[START OF DATA FOR THE TASK]

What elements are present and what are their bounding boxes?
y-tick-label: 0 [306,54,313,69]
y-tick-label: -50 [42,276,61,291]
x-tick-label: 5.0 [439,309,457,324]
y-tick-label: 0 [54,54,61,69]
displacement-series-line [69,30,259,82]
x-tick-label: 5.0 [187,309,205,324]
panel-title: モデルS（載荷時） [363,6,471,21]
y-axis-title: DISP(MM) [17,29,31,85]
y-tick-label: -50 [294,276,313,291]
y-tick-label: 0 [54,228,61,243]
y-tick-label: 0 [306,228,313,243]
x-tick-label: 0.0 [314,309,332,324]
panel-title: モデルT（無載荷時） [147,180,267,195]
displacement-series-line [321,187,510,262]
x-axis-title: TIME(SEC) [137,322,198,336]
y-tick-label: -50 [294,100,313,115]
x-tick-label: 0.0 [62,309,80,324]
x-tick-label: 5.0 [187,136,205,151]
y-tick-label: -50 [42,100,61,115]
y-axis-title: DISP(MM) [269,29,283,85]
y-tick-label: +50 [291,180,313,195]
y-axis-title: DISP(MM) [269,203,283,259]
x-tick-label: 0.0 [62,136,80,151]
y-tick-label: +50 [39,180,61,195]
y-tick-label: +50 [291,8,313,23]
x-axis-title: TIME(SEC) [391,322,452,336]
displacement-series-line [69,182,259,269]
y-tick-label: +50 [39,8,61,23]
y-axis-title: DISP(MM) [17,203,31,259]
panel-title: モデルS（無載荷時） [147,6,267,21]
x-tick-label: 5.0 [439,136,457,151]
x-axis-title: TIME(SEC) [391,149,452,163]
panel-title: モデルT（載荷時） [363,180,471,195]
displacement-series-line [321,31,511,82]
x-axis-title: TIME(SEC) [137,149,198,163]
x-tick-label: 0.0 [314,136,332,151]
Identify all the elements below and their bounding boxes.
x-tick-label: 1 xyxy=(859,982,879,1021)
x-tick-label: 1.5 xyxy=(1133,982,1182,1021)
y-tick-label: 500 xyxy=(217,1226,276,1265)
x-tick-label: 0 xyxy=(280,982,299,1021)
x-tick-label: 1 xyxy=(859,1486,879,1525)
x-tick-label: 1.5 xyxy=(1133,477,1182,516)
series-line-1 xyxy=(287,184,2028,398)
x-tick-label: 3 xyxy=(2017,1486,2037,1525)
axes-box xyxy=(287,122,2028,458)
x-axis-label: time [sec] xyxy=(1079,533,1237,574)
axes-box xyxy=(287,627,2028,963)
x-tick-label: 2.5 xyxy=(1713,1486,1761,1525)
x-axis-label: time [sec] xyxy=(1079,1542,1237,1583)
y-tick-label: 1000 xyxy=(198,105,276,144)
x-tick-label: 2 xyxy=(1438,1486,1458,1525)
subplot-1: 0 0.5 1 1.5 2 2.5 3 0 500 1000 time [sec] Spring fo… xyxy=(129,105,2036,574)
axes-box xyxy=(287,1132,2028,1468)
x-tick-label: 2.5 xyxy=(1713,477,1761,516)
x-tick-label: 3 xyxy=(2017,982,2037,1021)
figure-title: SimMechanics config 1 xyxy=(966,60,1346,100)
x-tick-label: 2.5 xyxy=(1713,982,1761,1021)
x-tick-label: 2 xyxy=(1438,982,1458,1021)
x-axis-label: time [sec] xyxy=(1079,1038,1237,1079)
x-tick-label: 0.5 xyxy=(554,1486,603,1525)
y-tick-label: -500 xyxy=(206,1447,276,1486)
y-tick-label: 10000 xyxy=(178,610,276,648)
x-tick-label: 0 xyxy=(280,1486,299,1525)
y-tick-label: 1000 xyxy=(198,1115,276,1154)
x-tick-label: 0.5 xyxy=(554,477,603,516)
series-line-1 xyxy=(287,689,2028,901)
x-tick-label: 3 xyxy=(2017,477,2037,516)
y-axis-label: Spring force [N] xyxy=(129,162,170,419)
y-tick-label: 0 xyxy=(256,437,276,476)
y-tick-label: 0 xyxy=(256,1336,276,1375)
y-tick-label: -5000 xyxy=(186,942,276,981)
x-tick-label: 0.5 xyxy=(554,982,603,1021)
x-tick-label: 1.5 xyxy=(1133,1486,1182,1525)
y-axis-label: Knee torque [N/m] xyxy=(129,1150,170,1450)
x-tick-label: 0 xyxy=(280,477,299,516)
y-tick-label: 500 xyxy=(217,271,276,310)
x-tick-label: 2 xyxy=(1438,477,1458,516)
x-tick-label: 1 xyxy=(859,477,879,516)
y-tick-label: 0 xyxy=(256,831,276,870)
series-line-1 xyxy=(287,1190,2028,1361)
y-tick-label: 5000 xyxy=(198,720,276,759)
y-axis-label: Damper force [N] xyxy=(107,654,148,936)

[END OF DATA FOR THE TASK]

▶ [WHAT THE TASK ASKS]
Copy out every line of the records above word for word, from the first record through the last.

▶ [TASK OUTPUT]
What elements are present and what are their bounding boxes?
y-tick-label: 0 [306,54,313,69]
y-tick-label: -50 [42,276,61,291]
x-tick-label: 5.0 [439,309,457,324]
y-tick-label: 0 [54,54,61,69]
displacement-series-line [69,30,259,82]
x-tick-label: 5.0 [187,309,205,324]
panel-title: モデルS（載荷時） [363,6,471,21]
y-axis-title: DISP(MM) [17,29,31,85]
y-tick-label: -50 [294,276,313,291]
y-tick-label: 0 [54,228,61,243]
y-tick-label: 0 [306,228,313,243]
x-tick-label: 0.0 [314,309,332,324]
panel-title: モデルT（無載荷時） [147,180,267,195]
displacement-series-line [321,187,510,262]
x-axis-title: TIME(SEC) [137,322,198,336]
y-tick-label: -50 [294,100,313,115]
x-tick-label: 0.0 [62,309,80,324]
x-tick-label: 5.0 [187,136,205,151]
y-tick-label: -50 [42,100,61,115]
y-axis-title: DISP(MM) [269,29,283,85]
y-tick-label: +50 [291,180,313,195]
y-axis-title: DISP(MM) [269,203,283,259]
x-tick-label: 0.0 [62,136,80,151]
y-tick-label: +50 [39,180,61,195]
y-tick-label: +50 [291,8,313,23]
x-axis-title: TIME(SEC) [391,322,452,336]
displacement-series-line [69,182,259,269]
y-tick-label: +50 [39,8,61,23]
y-axis-title: DISP(MM) [17,203,31,259]
panel-title: モデルS（無載荷時） [147,6,267,21]
x-tick-label: 5.0 [439,136,457,151]
x-axis-title: TIME(SEC) [391,149,452,163]
panel-title: モデルT（載荷時） [363,180,471,195]
displacement-series-line [321,31,511,82]
x-axis-title: TIME(SEC) [137,149,198,163]
x-tick-label: 0.0 [314,136,332,151]
Identify all the elements below and their bounding boxes.
x-tick-label: 1 xyxy=(859,982,879,1021)
x-tick-label: 1.5 xyxy=(1133,982,1182,1021)
y-tick-label: 500 xyxy=(217,1226,276,1265)
x-tick-label: 0 xyxy=(280,982,299,1021)
x-tick-label: 1 xyxy=(859,1486,879,1525)
x-tick-label: 1.5 xyxy=(1133,477,1182,516)
series-line-1 xyxy=(287,184,2028,398)
x-tick-label: 3 xyxy=(2017,1486,2037,1525)
axes-box xyxy=(287,122,2028,458)
x-axis-label: time [sec] xyxy=(1079,533,1237,574)
axes-box xyxy=(287,627,2028,963)
x-tick-label: 2.5 xyxy=(1713,1486,1761,1525)
x-axis-label: time [sec] xyxy=(1079,1542,1237,1583)
y-tick-label: 1000 xyxy=(198,105,276,144)
x-tick-label: 2 xyxy=(1438,1486,1458,1525)
subplot-1: 0 0.5 1 1.5 2 2.5 3 0 500 1000 time [sec] Spring fo… xyxy=(129,105,2036,574)
axes-box xyxy=(287,1132,2028,1468)
x-tick-label: 2.5 xyxy=(1713,477,1761,516)
x-tick-label: 3 xyxy=(2017,982,2037,1021)
figure-title: SimMechanics config 1 xyxy=(966,60,1346,100)
x-tick-label: 2.5 xyxy=(1713,982,1761,1021)
x-tick-label: 2 xyxy=(1438,982,1458,1021)
x-axis-label: time [sec] xyxy=(1079,1038,1237,1079)
x-tick-label: 0.5 xyxy=(554,1486,603,1525)
y-tick-label: -500 xyxy=(206,1447,276,1486)
y-tick-label: 10000 xyxy=(178,610,276,648)
x-tick-label: 0 xyxy=(280,1486,299,1525)
y-tick-label: 1000 xyxy=(198,1115,276,1154)
x-tick-label: 0.5 xyxy=(554,477,603,516)
series-line-1 xyxy=(287,689,2028,901)
x-tick-label: 3 xyxy=(2017,477,2037,516)
y-axis-label: Spring force [N] xyxy=(129,162,170,419)
y-tick-label: 0 xyxy=(256,437,276,476)
y-tick-label: 0 xyxy=(256,1336,276,1375)
y-tick-label: -5000 xyxy=(186,942,276,981)
x-tick-label: 0.5 xyxy=(554,982,603,1021)
x-tick-label: 1.5 xyxy=(1133,1486,1182,1525)
y-axis-label: Knee torque [N/m] xyxy=(129,1150,170,1450)
x-tick-label: 0 xyxy=(280,477,299,516)
y-tick-label: 500 xyxy=(217,271,276,310)
x-tick-label: 2 xyxy=(1438,477,1458,516)
x-tick-label: 1 xyxy=(859,477,879,516)
y-tick-label: 0 xyxy=(256,831,276,870)
series-line-1 xyxy=(287,1190,2028,1361)
y-tick-label: 5000 xyxy=(198,720,276,759)
y-axis-label: Damper force [N] xyxy=(107,654,148,936)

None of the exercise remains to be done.